# Stated problem:
Filter the entries that follow, copying every line in which the word "Compost" appears.

Entries from a visual dataset
+ + + +

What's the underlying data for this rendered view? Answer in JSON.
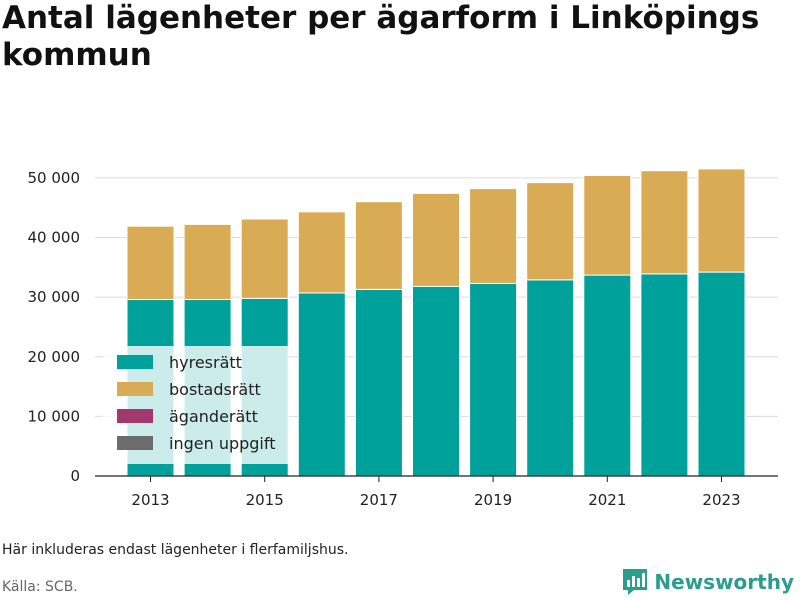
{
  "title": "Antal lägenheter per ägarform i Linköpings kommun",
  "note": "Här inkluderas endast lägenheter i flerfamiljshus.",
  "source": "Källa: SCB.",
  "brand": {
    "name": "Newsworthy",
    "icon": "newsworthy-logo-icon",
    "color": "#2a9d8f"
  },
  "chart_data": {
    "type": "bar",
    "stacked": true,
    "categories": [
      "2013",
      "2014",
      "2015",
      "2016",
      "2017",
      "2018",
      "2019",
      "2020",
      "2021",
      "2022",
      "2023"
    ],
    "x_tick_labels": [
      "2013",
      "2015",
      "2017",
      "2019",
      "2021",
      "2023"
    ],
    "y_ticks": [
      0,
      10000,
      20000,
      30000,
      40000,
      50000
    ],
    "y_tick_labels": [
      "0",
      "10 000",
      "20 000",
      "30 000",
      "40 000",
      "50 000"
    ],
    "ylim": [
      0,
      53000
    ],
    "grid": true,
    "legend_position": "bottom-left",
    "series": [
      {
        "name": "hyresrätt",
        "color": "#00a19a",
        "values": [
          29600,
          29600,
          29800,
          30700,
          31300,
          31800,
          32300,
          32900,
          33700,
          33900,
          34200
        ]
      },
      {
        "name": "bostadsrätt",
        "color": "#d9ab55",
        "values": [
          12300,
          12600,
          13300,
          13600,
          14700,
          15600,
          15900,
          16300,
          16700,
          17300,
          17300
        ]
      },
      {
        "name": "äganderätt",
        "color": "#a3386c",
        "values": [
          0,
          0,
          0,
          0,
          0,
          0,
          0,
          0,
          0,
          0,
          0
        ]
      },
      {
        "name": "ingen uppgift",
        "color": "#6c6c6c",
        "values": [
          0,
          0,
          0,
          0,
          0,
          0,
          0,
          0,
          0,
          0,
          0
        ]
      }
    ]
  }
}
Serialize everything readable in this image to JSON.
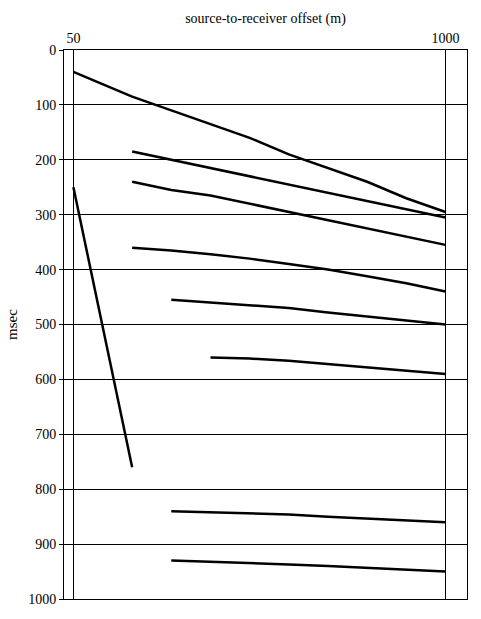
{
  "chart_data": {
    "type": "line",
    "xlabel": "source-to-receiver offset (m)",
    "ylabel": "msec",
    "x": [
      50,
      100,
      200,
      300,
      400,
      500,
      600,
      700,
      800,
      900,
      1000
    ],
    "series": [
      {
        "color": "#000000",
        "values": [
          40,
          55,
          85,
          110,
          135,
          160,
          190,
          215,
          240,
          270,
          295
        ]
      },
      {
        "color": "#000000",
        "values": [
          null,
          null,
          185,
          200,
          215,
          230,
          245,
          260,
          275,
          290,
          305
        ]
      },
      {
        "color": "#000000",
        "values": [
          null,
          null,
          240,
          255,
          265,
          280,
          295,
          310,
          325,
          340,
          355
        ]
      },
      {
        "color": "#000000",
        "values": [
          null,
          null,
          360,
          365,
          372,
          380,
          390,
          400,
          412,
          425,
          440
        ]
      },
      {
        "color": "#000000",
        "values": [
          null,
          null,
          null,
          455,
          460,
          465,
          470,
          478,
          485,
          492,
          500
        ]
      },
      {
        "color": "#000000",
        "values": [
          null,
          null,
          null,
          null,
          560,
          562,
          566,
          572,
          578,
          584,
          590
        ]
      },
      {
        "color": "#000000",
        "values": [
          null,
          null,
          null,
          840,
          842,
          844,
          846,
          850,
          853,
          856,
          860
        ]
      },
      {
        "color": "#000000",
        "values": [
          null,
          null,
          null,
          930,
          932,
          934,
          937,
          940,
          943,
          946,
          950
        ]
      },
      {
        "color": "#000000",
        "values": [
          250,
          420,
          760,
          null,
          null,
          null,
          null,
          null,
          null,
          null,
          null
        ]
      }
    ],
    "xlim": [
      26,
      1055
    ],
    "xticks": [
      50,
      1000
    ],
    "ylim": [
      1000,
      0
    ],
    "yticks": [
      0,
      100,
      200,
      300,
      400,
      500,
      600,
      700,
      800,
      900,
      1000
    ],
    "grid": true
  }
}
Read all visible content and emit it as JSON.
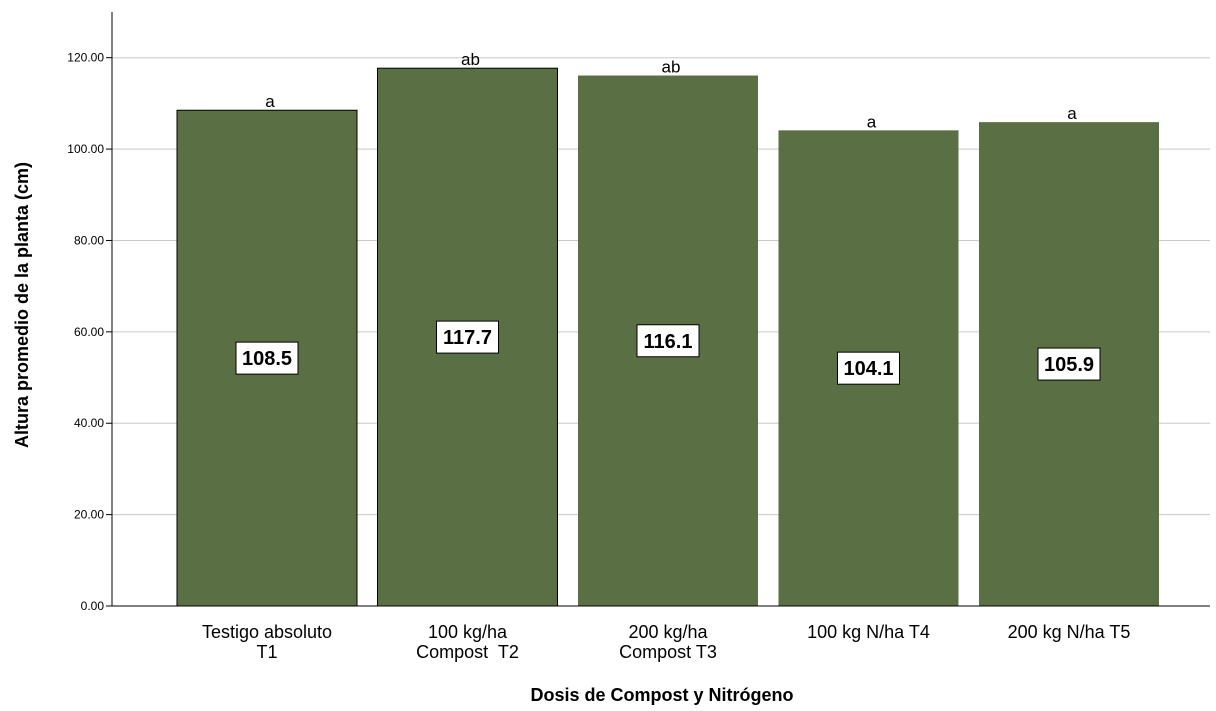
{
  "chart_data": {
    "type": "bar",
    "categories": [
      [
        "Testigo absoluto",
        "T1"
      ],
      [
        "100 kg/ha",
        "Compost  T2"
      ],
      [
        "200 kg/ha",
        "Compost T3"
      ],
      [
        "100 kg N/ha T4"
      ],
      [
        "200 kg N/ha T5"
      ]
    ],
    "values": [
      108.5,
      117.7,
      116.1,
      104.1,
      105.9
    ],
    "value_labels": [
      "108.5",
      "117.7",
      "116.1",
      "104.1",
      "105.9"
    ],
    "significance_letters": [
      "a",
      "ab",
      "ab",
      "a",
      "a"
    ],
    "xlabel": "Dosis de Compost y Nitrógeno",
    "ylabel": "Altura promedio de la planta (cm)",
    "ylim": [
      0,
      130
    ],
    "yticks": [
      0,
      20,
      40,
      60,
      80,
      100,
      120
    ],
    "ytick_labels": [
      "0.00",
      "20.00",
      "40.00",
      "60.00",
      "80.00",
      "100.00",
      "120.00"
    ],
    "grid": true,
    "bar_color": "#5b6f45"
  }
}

+ + + +

# Final result:
        "Compost  T2"
        "Compost T3"
    "xlabel": "Dosis de Compost y Nitrógeno",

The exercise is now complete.